• [TASK PROMPT]
Restate each of the lines below word for word and drop every picture.
— start RECORDS SUPPLIED —
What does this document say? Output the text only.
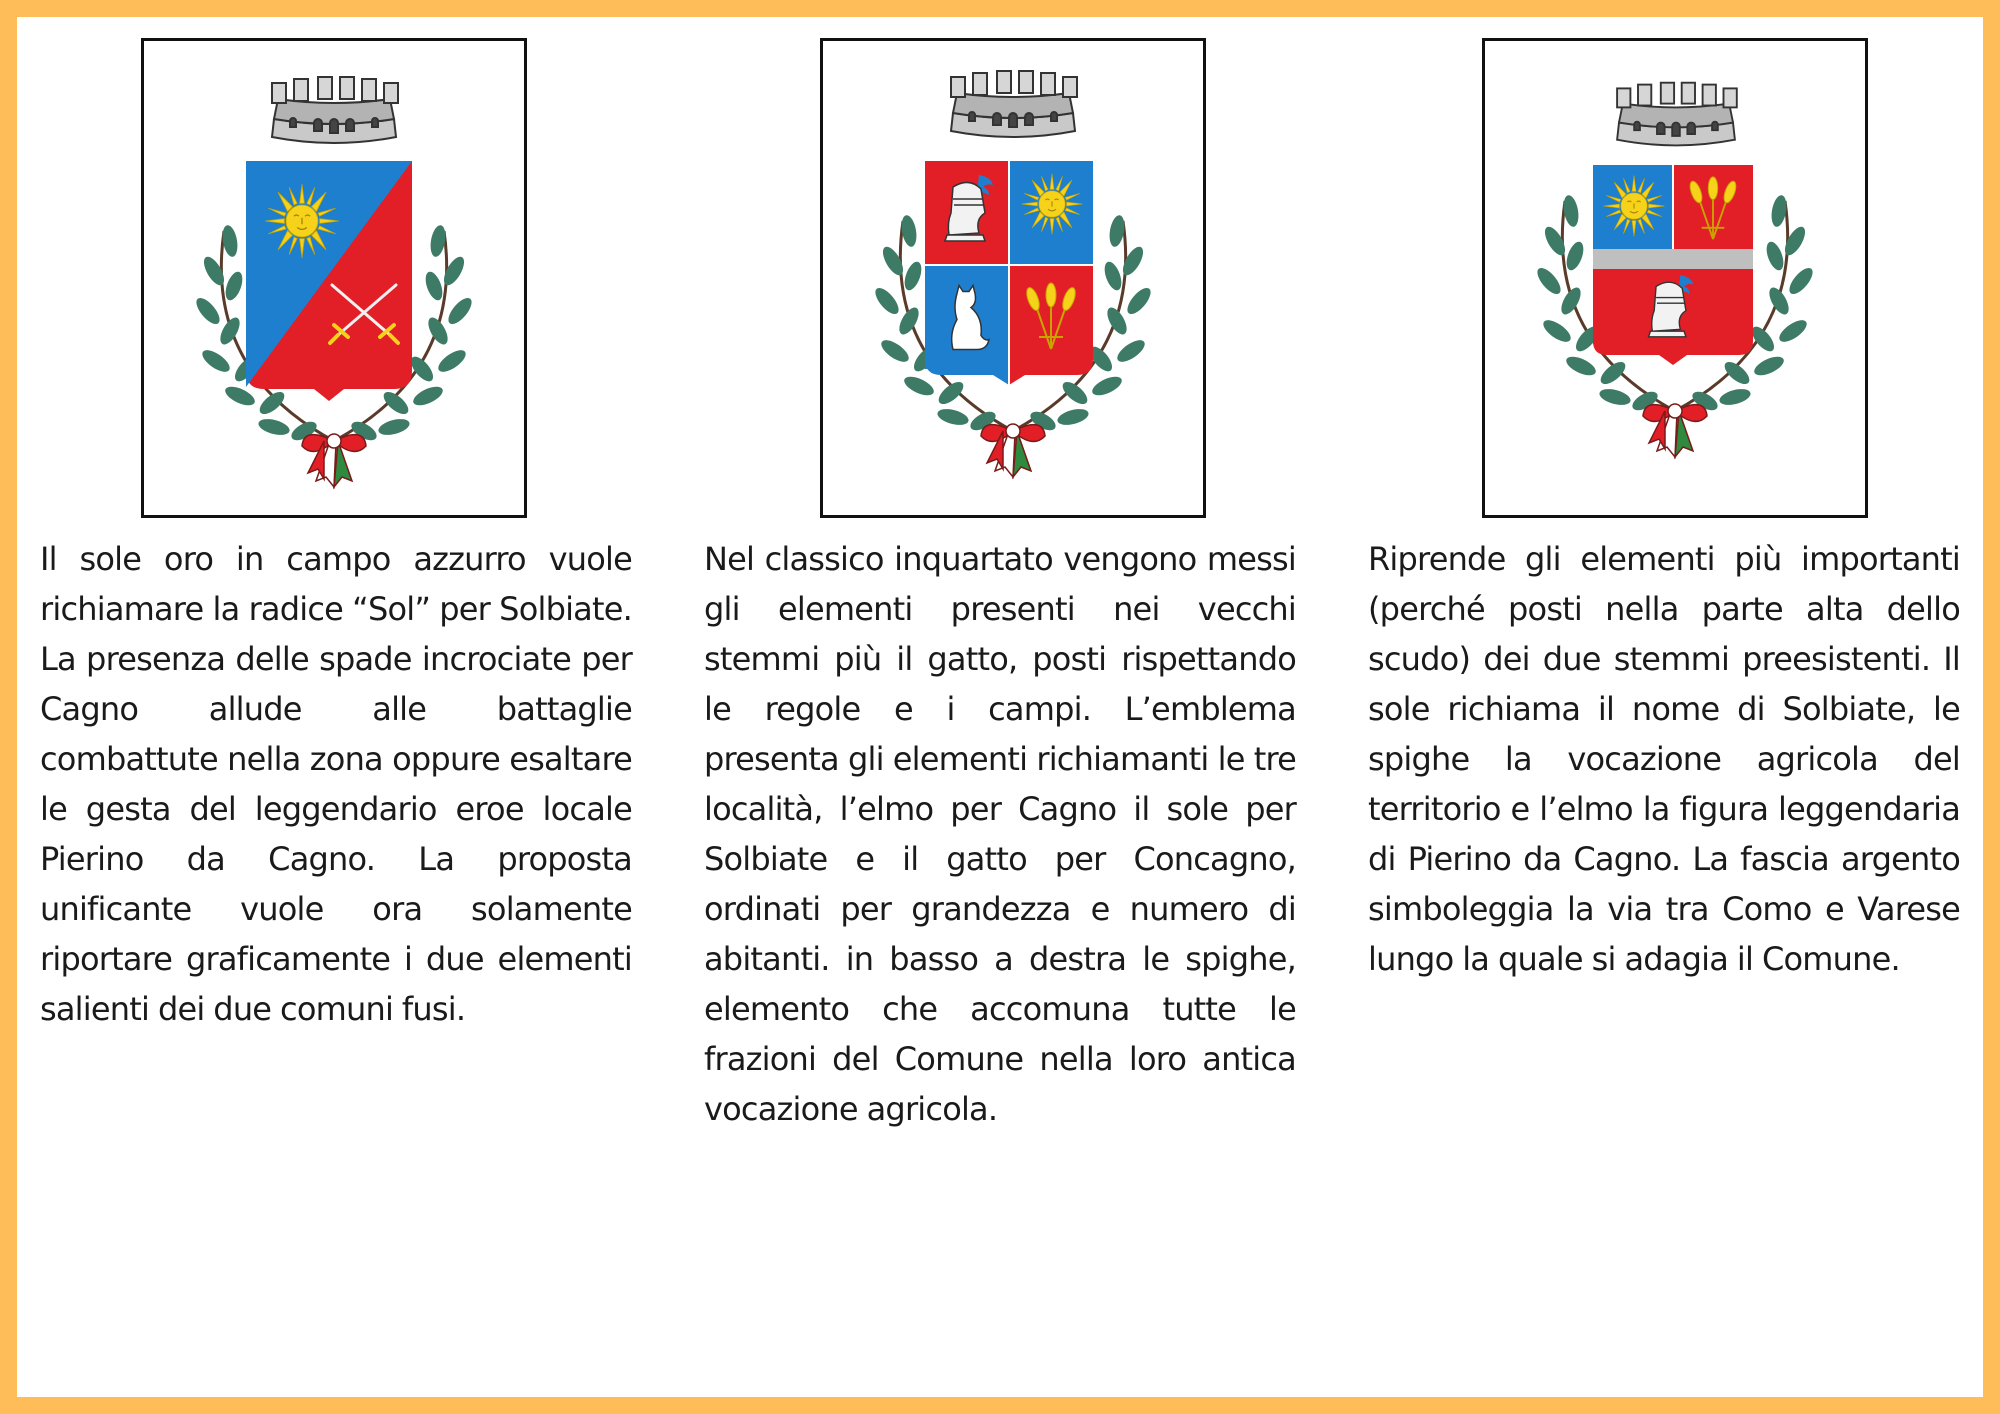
Il sole oro in campo azzurro vuole richiamare la radice “Sol” per Solbiate. La presenza delle spade incrociate per Cagno allude alle battaglie combattute nella zona oppure esaltare le gesta del leggendario eroe locale Pierino da Cagno. La proposta unificante vuole ora solamente riportare graficamente i due elementi salienti dei due comuni fusi.

Nel classico inquartato vengono messi gli elementi presenti nei vecchi stemmi più il gatto, posti rispettando le regole e i campi. L’emblema presenta gli elementi richiamanti le tre località, l’elmo per Cagno il sole per Solbiate e il gatto per Concagno, ordinati per grandezza e numero di abitanti. in basso a destra le spighe, elemento che accomuna tutte le frazioni del Comune nella loro antica vocazione agricola.

Riprende gli elementi più importanti (perché posti nella parte alta dello scudo) dei due stemmi preesistenti. Il sole richiama il nome di Solbiate, le spighe la vocazione agricola del territorio e l’elmo la figura leggendaria di Pierino da Cagno. La fascia argento simboleggia la via tra Como e Varese lungo la quale si adagia il Comune.
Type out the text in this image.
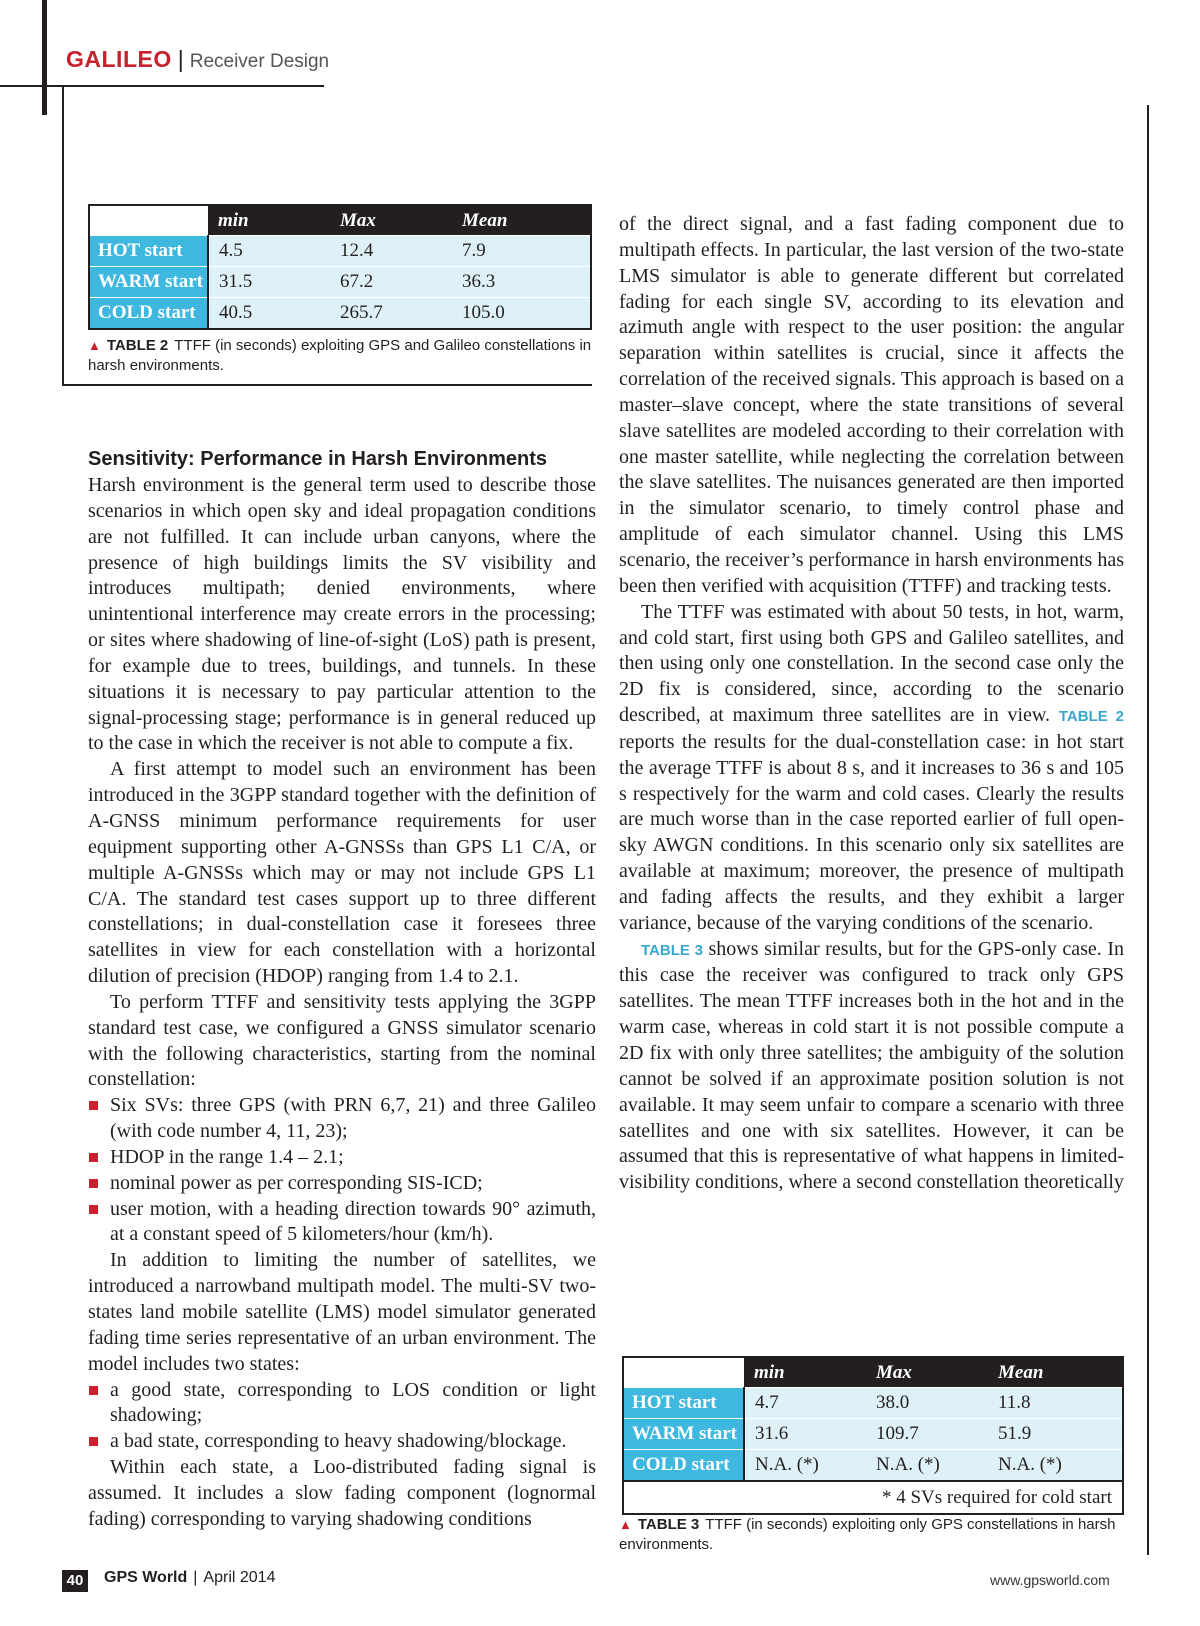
GALILEO | Receiver Design
	min	Max	Mean
HOT start	4.5	12.4	7.9
WARM start	31.5	67.2	36.3
COLD start	40.5	265.7	105.0
▲ TABLE 2 TTFF (in seconds) exploiting GPS and Galileo constellations in harsh environments.
Sensitivity: Performance in Harsh Environments

Harsh environment is the general term used to describe those scenarios in which open sky and ideal propagation conditions are not fulfilled. It can include urban canyons, where the presence of high buildings limits the SV visibility and introduces multipath; denied environments, where unintentional interference may create errors in the processing; or sites where shadowing of line-of-sight (LoS) path is present, for example due to trees, buildings, and tunnels. In these situations it is necessary to pay particular attention to the signal-processing stage; performance is in general reduced up to the case in which the receiver is not able to compute a fix.

A first attempt to model such an environment has been introduced in the 3GPP standard together with the definition of A-GNSS minimum performance requirements for user equipment supporting other A-GNSSs than GPS L1 C/A, or multiple A-GNSSs which may or may not include GPS L1 C/A. The standard test cases support up to three different constellations; in dual-constellation case it foresees three satellites in view for each constellation with a horizontal dilution of precision (HDOP) ranging from 1.4 to 2.1.

To perform TTFF and sensitivity tests applying the 3GPP standard test case, we configured a GNSS simulator scenario with the following characteristics, starting from the nominal constellation:

Six SVs: three GPS (with PRN 6,7, 21) and three Galileo (with code number 4, 11, 23);
HDOP in the range 1.4 – 2.1;
nominal power as per corresponding SIS-ICD;
user motion, with a heading direction towards 90° azimuth, at a constant speed of 5 kilometers/hour (km/h).

In addition to limiting the number of satellites, we introduced a narrowband multipath model. The multi-SV two-states land mobile satellite (LMS) model simulator generated fading time series representative of an urban environment. The model includes two states:

a good state, corresponding to LOS condition or light shadowing;
a bad state, corresponding to heavy shadowing/blockage.

Within each state, a Loo-distributed fading signal is assumed. It includes a slow fading component (lognormal fading) corresponding to varying shadowing conditions

of the direct signal, and a fast fading component due to multipath effects. In particular, the last version of the two-state LMS simulator is able to generate different but correlated fading for each single SV, according to its elevation and azimuth angle with respect to the user position: the angular separation within satellites is crucial, since it affects the correlation of the received signals. This approach is based on a master–slave concept, where the state transitions of several slave satellites are modeled according to their correlation with one master satellite, while neglecting the correlation between the slave satellites. The nuisances generated are then imported in the simulator scenario, to timely control phase and amplitude of each simulator channel. Using this LMS scenario, the receiver’s performance in harsh environments has been then verified with acquisition (TTFF) and tracking tests.

The TTFF was estimated with about 50 tests, in hot, warm, and cold start, first using both GPS and Galileo satellites, and then using only one constellation. In the second case only the 2D fix is considered, since, according to the scenario described, at maximum three satellites are in view. TABLE 2 reports the results for the dual-constellation case: in hot start the average TTFF is about 8 s, and it increases to 36 s and 105 s respectively for the warm and cold cases. Clearly the results are much worse than in the case reported earlier of full open-sky AWGN conditions. In this scenario only six satellites are available at maximum; moreover, the presence of multipath and fading affects the results, and they exhibit a larger variance, because of the varying conditions of the scenario.

TABLE 3 shows similar results, but for the GPS-only case. In this case the receiver was configured to track only GPS satellites. The mean TTFF increases both in the hot and in the warm case, whereas in cold start it is not possible compute a 2D fix with only three satellites; the ambiguity of the solution cannot be solved if an approximate position solution is not available. It may seem unfair to compare a scenario with three satellites and one with six satellites. However, it can be assumed that this is representative of what happens in limited-visibility conditions, where a second constellation theoretically

	min	Max	Mean
HOT start	4.7	38.0	11.8
WARM start	31.6	109.7	51.9
COLD start	N.A. (*)	N.A. (*)	N.A. (*)
* 4 SVs required for cold start			
▲ TABLE 3 TTFF (in seconds) exploiting only GPS constellations in harsh environments.
40 GPS World | April 2014	www.gpsworld.com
— end RECORDS SUPPLIED —
• [ANSWER TO THIS EXERCISE]
What does this document say? Output the text only.
Il sole oro in campo azzurro vuole richiamare la radice “Sol” per Solbiate. La presenza delle spade incrociate per Cagno allude alle battaglie combattute nella zona oppure esaltare le gesta del leggendario eroe locale Pierino da Cagno. La proposta unificante vuole ora solamente riportare graficamente i due elementi salienti dei due comuni fusi.

Nel classico inquartato vengono messi gli elementi presenti nei vecchi stemmi più il gatto, posti rispettando le regole e i campi. L’emblema presenta gli elementi richiamanti le tre località, l’elmo per Cagno il sole per Solbiate e il gatto per Concagno, ordinati per grandezza e numero di abitanti. in basso a destra le spighe, elemento che accomuna tutte le frazioni del Comune nella loro antica vocazione agricola.

Riprende gli elementi più importanti (perché posti nella parte alta dello scudo) dei due stemmi preesistenti. Il sole richiama il nome di Solbiate, le spighe la vocazione agricola del territorio e l’elmo la figura leggendaria di Pierino da Cagno. La fascia argento simboleggia la via tra Como e Varese lungo la quale si adagia il Comune.
Type out the text in this image.
GALILEO | Receiver Design
	min	Max	Mean
HOT start	4.5	12.4	7.9
WARM start	31.5	67.2	36.3
COLD start	40.5	265.7	105.0
▲ TABLE 2 TTFF (in seconds) exploiting GPS and Galileo constellations in harsh environments.
Sensitivity: Performance in Harsh Environments

Harsh environment is the general term used to describe those scenarios in which open sky and ideal propagation conditions are not fulfilled. It can include urban canyons, where the presence of high buildings limits the SV visibility and introduces multipath; denied environments, where unintentional interference may create errors in the processing; or sites where shadowing of line-of-sight (LoS) path is present, for example due to trees, buildings, and tunnels. In these situations it is necessary to pay particular attention to the signal-processing stage; performance is in general reduced up to the case in which the receiver is not able to compute a fix.

A first attempt to model such an environment has been introduced in the 3GPP standard together with the definition of A-GNSS minimum performance requirements for user equipment supporting other A-GNSSs than GPS L1 C/A, or multiple A-GNSSs which may or may not include GPS L1 C/A. The standard test cases support up to three different constellations; in dual-constellation case it foresees three satellites in view for each constellation with a horizontal dilution of precision (HDOP) ranging from 1.4 to 2.1.

To perform TTFF and sensitivity tests applying the 3GPP standard test case, we configured a GNSS simulator scenario with the following characteristics, starting from the nominal constellation:

Six SVs: three GPS (with PRN 6,7, 21) and three Galileo (with code number 4, 11, 23);
HDOP in the range 1.4 – 2.1;
nominal power as per corresponding SIS-ICD;
user motion, with a heading direction towards 90° azimuth, at a constant speed of 5 kilometers/hour (km/h).

In addition to limiting the number of satellites, we introduced a narrowband multipath model. The multi-SV two-states land mobile satellite (LMS) model simulator generated fading time series representative of an urban environment. The model includes two states:

a good state, corresponding to LOS condition or light shadowing;
a bad state, corresponding to heavy shadowing/blockage.

Within each state, a Loo-distributed fading signal is assumed. It includes a slow fading component (lognormal fading) corresponding to varying shadowing conditions

of the direct signal, and a fast fading component due to multipath effects. In particular, the last version of the two-state LMS simulator is able to generate different but correlated fading for each single SV, according to its elevation and azimuth angle with respect to the user position: the angular separation within satellites is crucial, since it affects the correlation of the received signals. This approach is based on a master–slave concept, where the state transitions of several slave satellites are modeled according to their correlation with one master satellite, while neglecting the correlation between the slave satellites. The nuisances generated are then imported in the simulator scenario, to timely control phase and amplitude of each simulator channel. Using this LMS scenario, the receiver’s performance in harsh environments has been then verified with acquisition (TTFF) and tracking tests.

The TTFF was estimated with about 50 tests, in hot, warm, and cold start, first using both GPS and Galileo satellites, and then using only one constellation. In the second case only the 2D fix is considered, since, according to the scenario described, at maximum three satellites are in view. TABLE 2 reports the results for the dual-constellation case: in hot start the average TTFF is about 8 s, and it increases to 36 s and 105 s respectively for the warm and cold cases. Clearly the results are much worse than in the case reported earlier of full open-sky AWGN conditions. In this scenario only six satellites are available at maximum; moreover, the presence of multipath and fading affects the results, and they exhibit a larger variance, because of the varying conditions of the scenario.

TABLE 3 shows similar results, but for the GPS-only case. In this case the receiver was configured to track only GPS satellites. The mean TTFF increases both in the hot and in the warm case, whereas in cold start it is not possible compute a 2D fix with only three satellites; the ambiguity of the solution cannot be solved if an approximate position solution is not available. It may seem unfair to compare a scenario with three satellites and one with six satellites. However, it can be assumed that this is representative of what happens in limited-visibility conditions, where a second constellation theoretically

	min	Max	Mean
HOT start	4.7	38.0	11.8
WARM start	31.6	109.7	51.9
COLD start	N.A. (*)	N.A. (*)	N.A. (*)
* 4 SVs required for cold start			
▲ TABLE 3 TTFF (in seconds) exploiting only GPS constellations in harsh environments.
40 GPS World | April 2014	www.gpsworld.com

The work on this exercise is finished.